▶ [Do this] Transcribe the data that follows precisely, omitting nothing.

--- START OF The input ---

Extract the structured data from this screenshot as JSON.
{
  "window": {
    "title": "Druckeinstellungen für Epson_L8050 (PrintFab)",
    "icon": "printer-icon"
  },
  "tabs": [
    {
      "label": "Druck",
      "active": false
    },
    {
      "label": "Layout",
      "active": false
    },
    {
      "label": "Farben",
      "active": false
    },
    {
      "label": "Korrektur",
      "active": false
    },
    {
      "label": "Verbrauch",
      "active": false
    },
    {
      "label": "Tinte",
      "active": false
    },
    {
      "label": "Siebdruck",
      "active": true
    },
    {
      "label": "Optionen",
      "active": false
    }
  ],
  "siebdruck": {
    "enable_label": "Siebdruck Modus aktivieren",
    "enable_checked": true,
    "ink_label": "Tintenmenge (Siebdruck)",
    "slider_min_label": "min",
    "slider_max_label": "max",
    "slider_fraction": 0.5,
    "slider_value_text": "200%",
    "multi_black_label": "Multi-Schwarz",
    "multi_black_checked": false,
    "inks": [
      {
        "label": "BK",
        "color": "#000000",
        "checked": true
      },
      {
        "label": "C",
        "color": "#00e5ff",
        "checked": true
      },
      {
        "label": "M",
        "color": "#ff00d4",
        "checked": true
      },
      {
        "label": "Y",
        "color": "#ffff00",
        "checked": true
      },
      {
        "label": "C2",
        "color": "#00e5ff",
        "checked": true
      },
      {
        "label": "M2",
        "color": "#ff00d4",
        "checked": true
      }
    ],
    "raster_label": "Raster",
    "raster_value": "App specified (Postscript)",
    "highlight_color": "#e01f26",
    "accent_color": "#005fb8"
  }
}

--- END OF The input ---

▶ [Final result]
Extract the structured data from this screenshot as JSON.
{
  "window": {
    "title": "Druckeinstellungen für Epson_L8050 (PrintFab)",
    "icon": "printer-icon"
  },
  "tabs": [
    {
      "label": "Druck",
      "active": false
    },
    {
      "label": "Layout",
      "active": false
    },
    {
      "label": "Farben",
      "active": false
    },
    {
      "label": "Korrektur",
      "active": false
    },
    {
      "label": "Verbrauch",
      "active": false
    },
    {
      "label": "Tinte",
      "active": false
    },
    {
      "label": "Siebdruck",
      "active": true
    },
    {
      "label": "Optionen",
      "active": false
    }
  ],
  "siebdruck": {
    "enable_label": "Siebdruck Modus aktivieren",
    "enable_checked": true,
    "ink_label": "Tintenmenge (Siebdruck)",
    "slider_min_label": "min",
    "slider_max_label": "max",
    "slider_fraction": 0.5,
    "slider_value_text": "200%",
    "multi_black_label": "Multi-Schwarz",
    "multi_black_checked": false,
    "inks": [
      {
        "label": "BK",
        "color": "#000000",
        "checked": true
      },
      {
        "label": "C",
        "color": "#00e5ff",
        "checked": true
      },
      {
        "label": "M",
        "color": "#ff00d4",
        "checked": true
      },
      {
        "label": "Y",
        "color": "#ffff00",
        "checked": true
      },
      {
        "label": "C2",
        "color": "#00e5ff",
        "checked": true
      },
      {
        "label": "M2",
        "color": "#ff00d4",
        "checked": true
      }
    ],
    "raster_label": "Raster",
    "raster_value": "App specified (Postscript)",
    "highlight_color": "#e01f26",
    "accent_color": "#005fb8"
  }
}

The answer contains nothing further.